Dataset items
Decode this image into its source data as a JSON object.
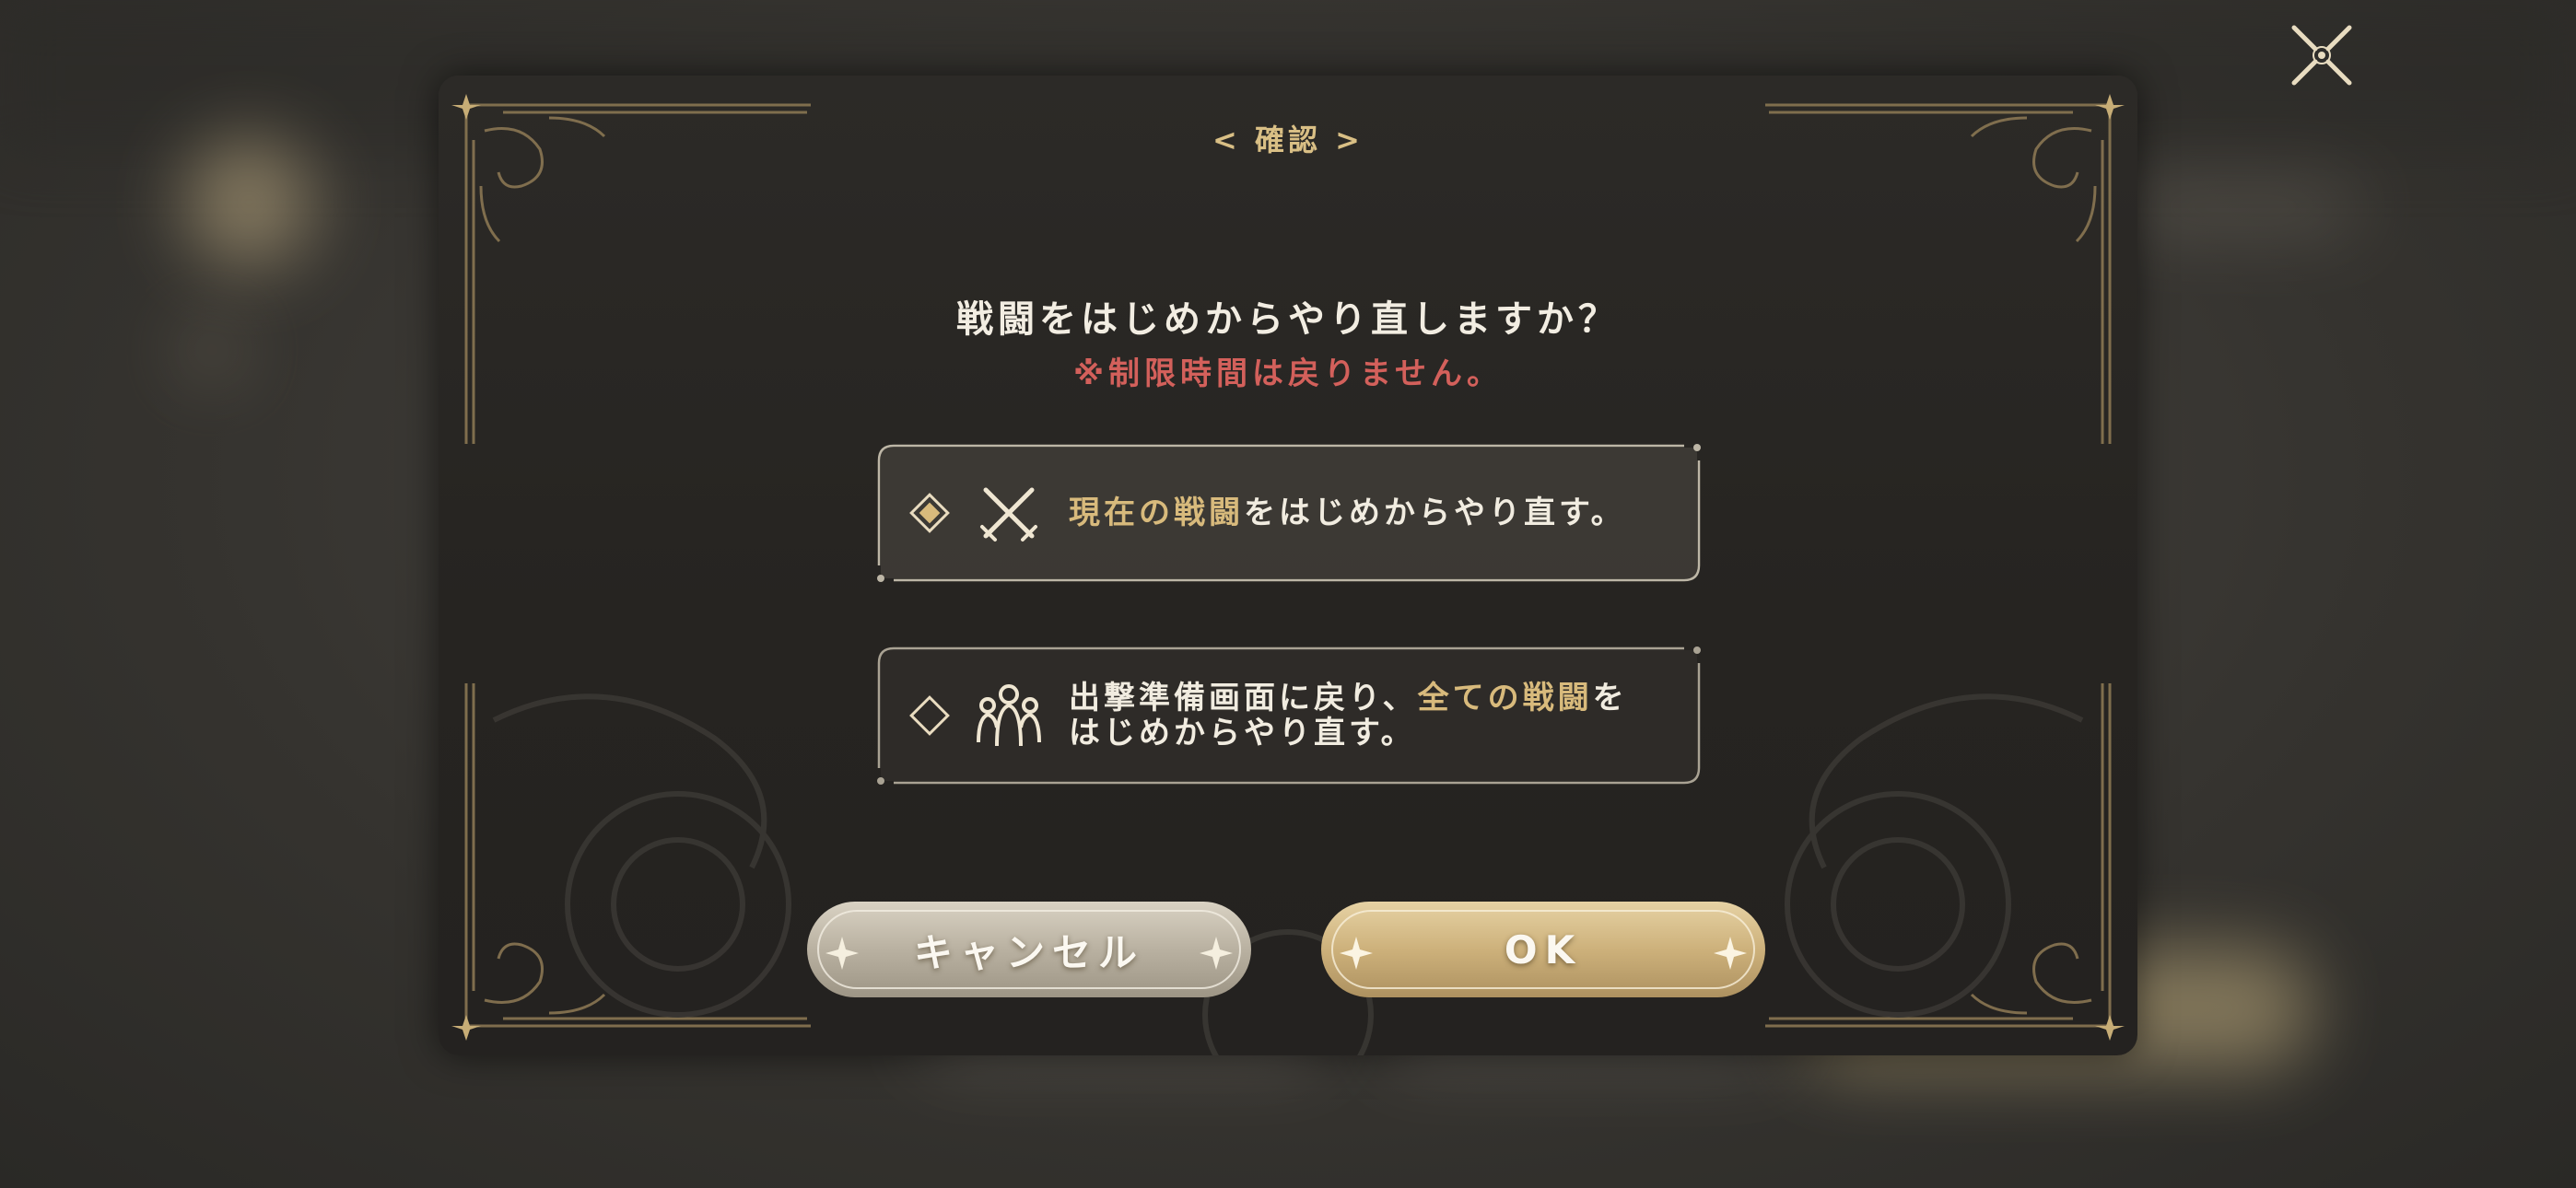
{
  "dialog": {
    "title": "< 確認 >",
    "question": "戦闘をはじめからやり直しますか？",
    "note": "※制限時間は戻りません。"
  },
  "options": [
    {
      "icon": "crossed-swords-icon",
      "selected": true,
      "highlight": "現在の戦闘",
      "rest": "をはじめからやり直す。"
    },
    {
      "icon": "party-members-icon",
      "selected": false,
      "line1_a": "出撃準備画面に戻り、",
      "line1_highlight": "全ての戦闘",
      "line1_b": "を",
      "line2": "はじめからやり直す。"
    }
  ],
  "buttons": {
    "cancel_label": "キャンセル",
    "ok_label": "OK"
  },
  "colors": {
    "gold": "#d8ba7c",
    "warning": "#d3605b",
    "text": "#f1ece0",
    "dialog_bg": "#282623"
  }
}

Work to complete: Omit every picture, and otherwise quote the entries exactly.

Answer to this task:
Decode this image into its source data as a JSON object.
{
  "dialog": {
    "title": "< 確認 >",
    "question": "戦闘をはじめからやり直しますか？",
    "note": "※制限時間は戻りません。"
  },
  "options": [
    {
      "icon": "crossed-swords-icon",
      "selected": true,
      "highlight": "現在の戦闘",
      "rest": "をはじめからやり直す。"
    },
    {
      "icon": "party-members-icon",
      "selected": false,
      "line1_a": "出撃準備画面に戻り、",
      "line1_highlight": "全ての戦闘",
      "line1_b": "を",
      "line2": "はじめからやり直す。"
    }
  ],
  "buttons": {
    "cancel_label": "キャンセル",
    "ok_label": "OK"
  },
  "colors": {
    "gold": "#d8ba7c",
    "warning": "#d3605b",
    "text": "#f1ece0",
    "dialog_bg": "#282623"
  }
}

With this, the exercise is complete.